(Data excerpts)
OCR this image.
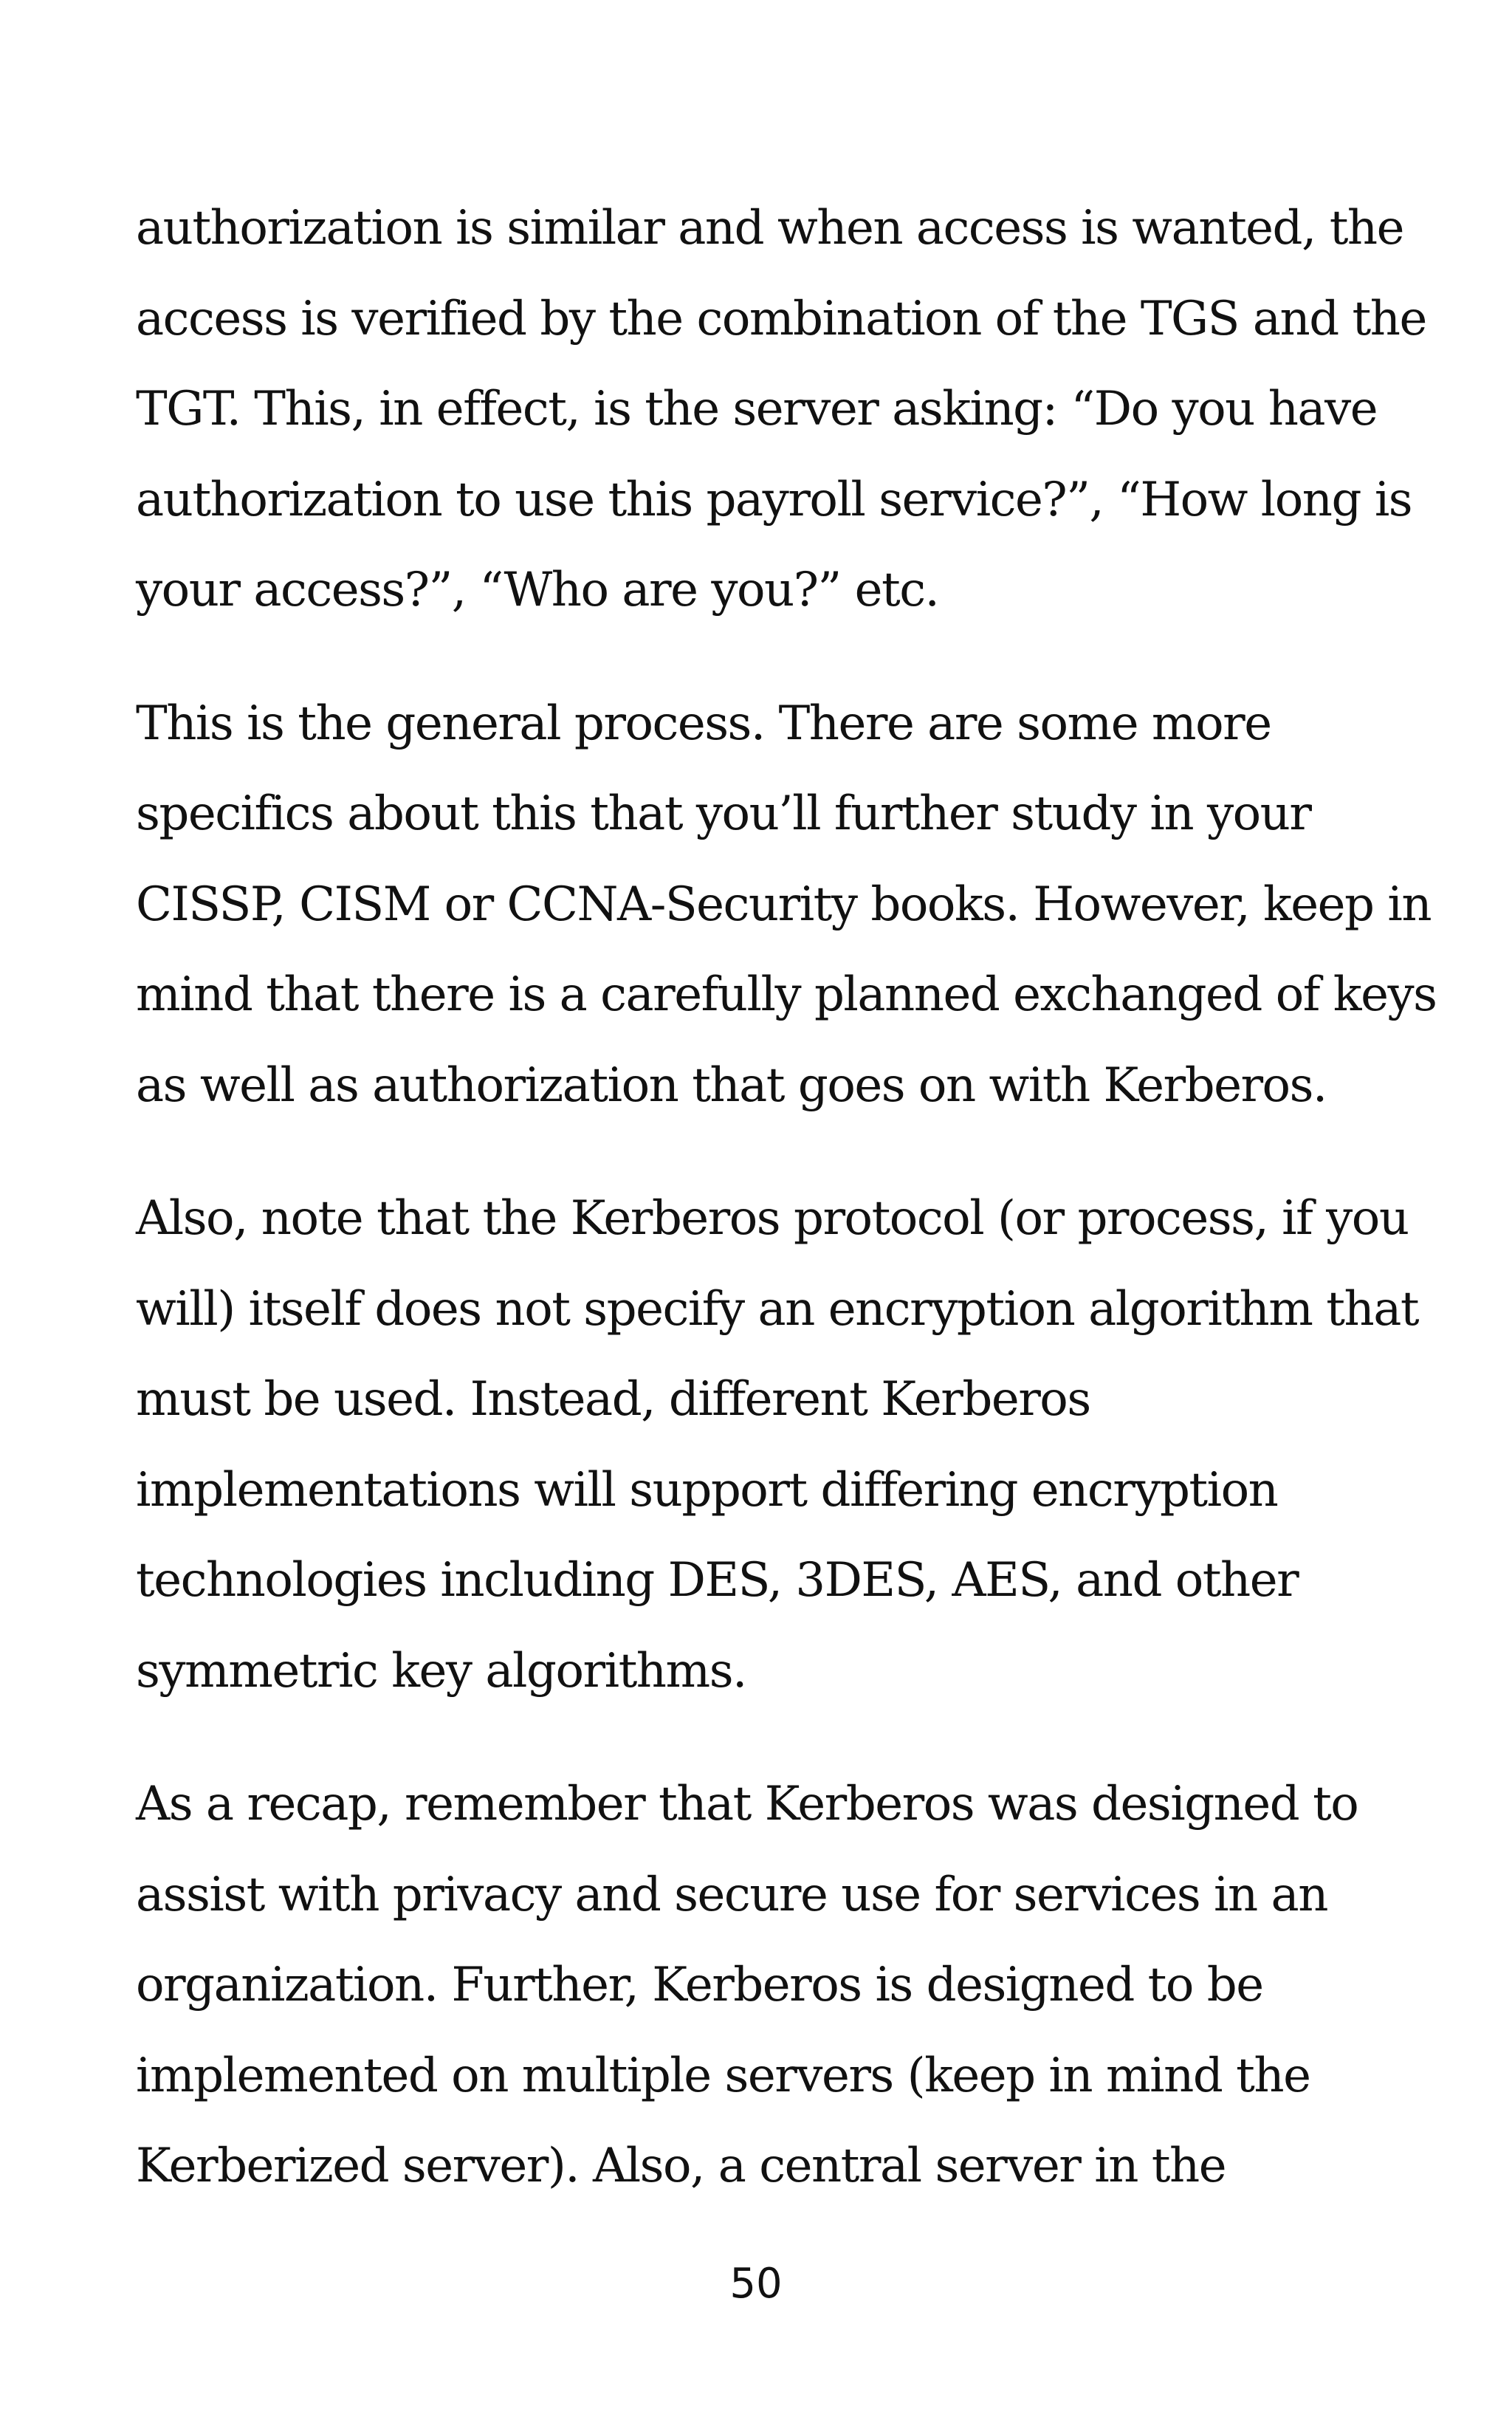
authorization is similar and when access is wanted, the
access is verified by the combination of the TGS and the
TGT. This, in effect, is the server asking: “Do you have
authorization to use this payroll service?”, “How long is
your access?”, “Who are you?” etc.

This is the general process. There are some more
specifics about this that you’ll further study in your
CISSP, CISM or CCNA-Security books. However, keep in
mind that there is a carefully planned exchanged of keys
as well as authorization that goes on with Kerberos.

Also, note that the Kerberos protocol (or process, if you
will) itself does not specify an encryption algorithm that
must be used. Instead, different Kerberos
implementations will support differing encryption
technologies including DES, 3DES, AES, and other
symmetric key algorithms.

As a recap, remember that Kerberos was designed to
assist with privacy and secure use for services in an
organization. Further, Kerberos is designed to be
implemented on multiple servers (keep in mind the
Kerberized server). Also, a central server in the

50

- **Direction**
Print the full listing exactly, dropping the pictures.

- **Written solution**
OCR this image.
authorization is similar and when access is wanted, the
access is verified by the combination of the TGS and the
TGT. This, in effect, is the server asking: “Do you have
authorization to use this payroll service?”, “How long is
your access?”, “Who are you?” etc.

This is the general process. There are some more
specifics about this that you’ll further study in your
CISSP, CISM or CCNA-Security books. However, keep in
mind that there is a carefully planned exchanged of keys
as well as authorization that goes on with Kerberos.

Also, note that the Kerberos protocol (or process, if you
will) itself does not specify an encryption algorithm that
must be used. Instead, different Kerberos
implementations will support differing encryption
technologies including DES, 3DES, AES, and other
symmetric key algorithms.

As a recap, remember that Kerberos was designed to
assist with privacy and secure use for services in an
organization. Further, Kerberos is designed to be
implemented on multiple servers (keep in mind the
Kerberized server). Also, a central server in the

50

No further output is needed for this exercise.